■ Goal: Transcribe the entries below exactly; leave every image out.

# start of Data shown

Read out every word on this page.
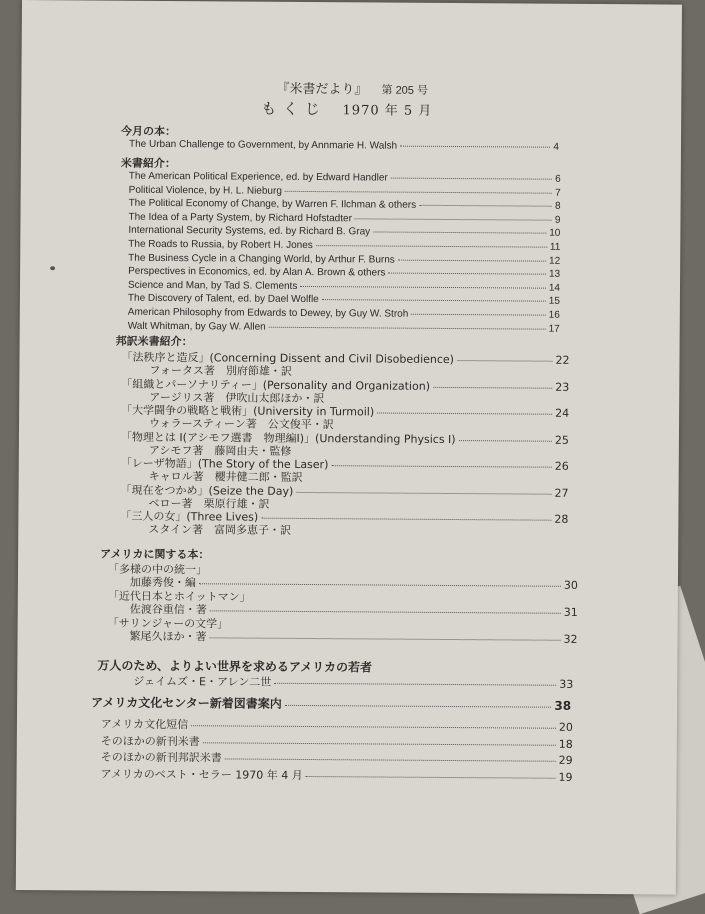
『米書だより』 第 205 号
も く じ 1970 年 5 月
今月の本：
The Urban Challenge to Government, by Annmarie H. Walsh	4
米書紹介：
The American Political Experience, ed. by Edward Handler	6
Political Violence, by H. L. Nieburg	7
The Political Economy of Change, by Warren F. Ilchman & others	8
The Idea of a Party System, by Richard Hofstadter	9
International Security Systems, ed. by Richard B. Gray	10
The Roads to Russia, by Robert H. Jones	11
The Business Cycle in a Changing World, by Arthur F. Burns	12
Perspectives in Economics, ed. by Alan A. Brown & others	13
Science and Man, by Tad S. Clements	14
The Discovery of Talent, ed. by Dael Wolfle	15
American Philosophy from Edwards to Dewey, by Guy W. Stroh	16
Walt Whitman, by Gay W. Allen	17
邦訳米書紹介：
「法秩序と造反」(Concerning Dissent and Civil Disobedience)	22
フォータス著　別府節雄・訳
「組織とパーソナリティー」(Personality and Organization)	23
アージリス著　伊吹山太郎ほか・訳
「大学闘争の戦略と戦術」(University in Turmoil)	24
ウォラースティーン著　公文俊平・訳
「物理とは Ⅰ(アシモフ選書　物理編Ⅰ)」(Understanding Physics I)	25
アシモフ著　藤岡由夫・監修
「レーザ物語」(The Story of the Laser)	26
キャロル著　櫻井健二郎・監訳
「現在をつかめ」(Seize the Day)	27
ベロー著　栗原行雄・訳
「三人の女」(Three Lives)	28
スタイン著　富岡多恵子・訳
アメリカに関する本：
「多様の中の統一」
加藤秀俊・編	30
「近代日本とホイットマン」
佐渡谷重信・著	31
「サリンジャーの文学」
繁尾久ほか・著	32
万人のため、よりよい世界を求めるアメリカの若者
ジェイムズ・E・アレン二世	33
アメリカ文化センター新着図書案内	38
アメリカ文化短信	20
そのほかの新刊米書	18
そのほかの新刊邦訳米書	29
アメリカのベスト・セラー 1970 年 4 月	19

# end of Data shown

■ Result:
Read out every word on this page.
『米書だより』 第 205 号
も く じ 1970 年 5 月
今月の本：
The Urban Challenge to Government, by Annmarie H. Walsh	4
米書紹介：
The American Political Experience, ed. by Edward Handler	6
Political Violence, by H. L. Nieburg	7
The Political Economy of Change, by Warren F. Ilchman & others	8
The Idea of a Party System, by Richard Hofstadter	9
International Security Systems, ed. by Richard B. Gray	10
The Roads to Russia, by Robert H. Jones	11
The Business Cycle in a Changing World, by Arthur F. Burns	12
Perspectives in Economics, ed. by Alan A. Brown & others	13
Science and Man, by Tad S. Clements	14
The Discovery of Talent, ed. by Dael Wolfle	15
American Philosophy from Edwards to Dewey, by Guy W. Stroh	16
Walt Whitman, by Gay W. Allen	17
邦訳米書紹介：
「法秩序と造反」(Concerning Dissent and Civil Disobedience)	22
フォータス著　別府節雄・訳
「組織とパーソナリティー」(Personality and Organization)	23
アージリス著　伊吹山太郎ほか・訳
「大学闘争の戦略と戦術」(University in Turmoil)	24
ウォラースティーン著　公文俊平・訳
「物理とは Ⅰ(アシモフ選書　物理編Ⅰ)」(Understanding Physics I)	25
アシモフ著　藤岡由夫・監修
「レーザ物語」(The Story of the Laser)	26
キャロル著　櫻井健二郎・監訳
「現在をつかめ」(Seize the Day)	27
ベロー著　栗原行雄・訳
「三人の女」(Three Lives)	28
スタイン著　富岡多恵子・訳
アメリカに関する本：
「多様の中の統一」
加藤秀俊・編	30
「近代日本とホイットマン」
佐渡谷重信・著	31
「サリンジャーの文学」
繁尾久ほか・著	32
万人のため、よりよい世界を求めるアメリカの若者
ジェイムズ・E・アレン二世	33
アメリカ文化センター新着図書案内	38
アメリカ文化短信	20
そのほかの新刊米書	18
そのほかの新刊邦訳米書	29
アメリカのベスト・セラー 1970 年 4 月	19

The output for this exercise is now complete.